YOUR TASK:
In full and without alteration, repeat the material.

Collected data entries
________________________

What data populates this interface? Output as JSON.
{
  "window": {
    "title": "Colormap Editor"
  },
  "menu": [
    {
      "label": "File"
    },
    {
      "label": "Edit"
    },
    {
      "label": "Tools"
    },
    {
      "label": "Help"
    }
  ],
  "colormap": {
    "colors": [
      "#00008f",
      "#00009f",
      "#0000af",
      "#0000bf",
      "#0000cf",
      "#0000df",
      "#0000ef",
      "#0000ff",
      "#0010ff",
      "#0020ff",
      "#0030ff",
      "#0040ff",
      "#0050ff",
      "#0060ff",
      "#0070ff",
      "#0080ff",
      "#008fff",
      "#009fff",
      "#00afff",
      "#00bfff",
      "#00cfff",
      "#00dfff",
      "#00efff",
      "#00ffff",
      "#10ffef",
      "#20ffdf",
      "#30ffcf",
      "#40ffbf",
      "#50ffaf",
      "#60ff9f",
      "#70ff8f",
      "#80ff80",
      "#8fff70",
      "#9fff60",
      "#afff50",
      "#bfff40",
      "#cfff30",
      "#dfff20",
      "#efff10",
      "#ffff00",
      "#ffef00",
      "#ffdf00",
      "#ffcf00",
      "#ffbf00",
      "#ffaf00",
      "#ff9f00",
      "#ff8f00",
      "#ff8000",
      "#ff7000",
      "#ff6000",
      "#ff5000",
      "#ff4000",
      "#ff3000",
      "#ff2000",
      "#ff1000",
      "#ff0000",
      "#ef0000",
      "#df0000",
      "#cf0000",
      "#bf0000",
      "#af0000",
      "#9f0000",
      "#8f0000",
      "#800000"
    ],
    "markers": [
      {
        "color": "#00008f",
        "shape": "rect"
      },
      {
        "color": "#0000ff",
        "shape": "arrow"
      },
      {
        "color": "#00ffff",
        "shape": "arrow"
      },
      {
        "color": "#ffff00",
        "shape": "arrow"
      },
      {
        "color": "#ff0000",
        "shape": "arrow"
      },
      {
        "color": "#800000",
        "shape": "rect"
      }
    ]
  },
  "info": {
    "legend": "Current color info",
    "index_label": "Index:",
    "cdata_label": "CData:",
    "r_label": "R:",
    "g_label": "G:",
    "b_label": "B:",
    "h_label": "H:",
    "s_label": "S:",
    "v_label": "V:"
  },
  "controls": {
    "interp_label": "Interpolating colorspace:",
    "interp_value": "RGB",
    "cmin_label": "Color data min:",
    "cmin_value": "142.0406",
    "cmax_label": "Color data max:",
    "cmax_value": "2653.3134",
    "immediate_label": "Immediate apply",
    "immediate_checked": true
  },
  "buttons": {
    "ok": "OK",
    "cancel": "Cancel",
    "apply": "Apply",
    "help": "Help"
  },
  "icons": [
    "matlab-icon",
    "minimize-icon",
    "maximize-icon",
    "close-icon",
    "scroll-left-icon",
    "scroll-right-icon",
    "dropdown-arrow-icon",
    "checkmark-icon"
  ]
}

________________________

RESULT OF THIS EXERCISE:
What data populates this interface? Output as JSON.
{
  "window": {
    "title": "Colormap Editor"
  },
  "menu": [
    {
      "label": "File"
    },
    {
      "label": "Edit"
    },
    {
      "label": "Tools"
    },
    {
      "label": "Help"
    }
  ],
  "colormap": {
    "colors": [
      "#00008f",
      "#00009f",
      "#0000af",
      "#0000bf",
      "#0000cf",
      "#0000df",
      "#0000ef",
      "#0000ff",
      "#0010ff",
      "#0020ff",
      "#0030ff",
      "#0040ff",
      "#0050ff",
      "#0060ff",
      "#0070ff",
      "#0080ff",
      "#008fff",
      "#009fff",
      "#00afff",
      "#00bfff",
      "#00cfff",
      "#00dfff",
      "#00efff",
      "#00ffff",
      "#10ffef",
      "#20ffdf",
      "#30ffcf",
      "#40ffbf",
      "#50ffaf",
      "#60ff9f",
      "#70ff8f",
      "#80ff80",
      "#8fff70",
      "#9fff60",
      "#afff50",
      "#bfff40",
      "#cfff30",
      "#dfff20",
      "#efff10",
      "#ffff00",
      "#ffef00",
      "#ffdf00",
      "#ffcf00",
      "#ffbf00",
      "#ffaf00",
      "#ff9f00",
      "#ff8f00",
      "#ff8000",
      "#ff7000",
      "#ff6000",
      "#ff5000",
      "#ff4000",
      "#ff3000",
      "#ff2000",
      "#ff1000",
      "#ff0000",
      "#ef0000",
      "#df0000",
      "#cf0000",
      "#bf0000",
      "#af0000",
      "#9f0000",
      "#8f0000",
      "#800000"
    ],
    "markers": [
      {
        "color": "#00008f",
        "shape": "rect"
      },
      {
        "color": "#0000ff",
        "shape": "arrow"
      },
      {
        "color": "#00ffff",
        "shape": "arrow"
      },
      {
        "color": "#ffff00",
        "shape": "arrow"
      },
      {
        "color": "#ff0000",
        "shape": "arrow"
      },
      {
        "color": "#800000",
        "shape": "rect"
      }
    ]
  },
  "info": {
    "legend": "Current color info",
    "index_label": "Index:",
    "cdata_label": "CData:",
    "r_label": "R:",
    "g_label": "G:",
    "b_label": "B:",
    "h_label": "H:",
    "s_label": "S:",
    "v_label": "V:"
  },
  "controls": {
    "interp_label": "Interpolating colorspace:",
    "interp_value": "RGB",
    "cmin_label": "Color data min:",
    "cmin_value": "142.0406",
    "cmax_label": "Color data max:",
    "cmax_value": "2653.3134",
    "immediate_label": "Immediate apply",
    "immediate_checked": true
  },
  "buttons": {
    "ok": "OK",
    "cancel": "Cancel",
    "apply": "Apply",
    "help": "Help"
  },
  "icons": [
    "matlab-icon",
    "minimize-icon",
    "maximize-icon",
    "close-icon",
    "scroll-left-icon",
    "scroll-right-icon",
    "dropdown-arrow-icon",
    "checkmark-icon"
  ]
}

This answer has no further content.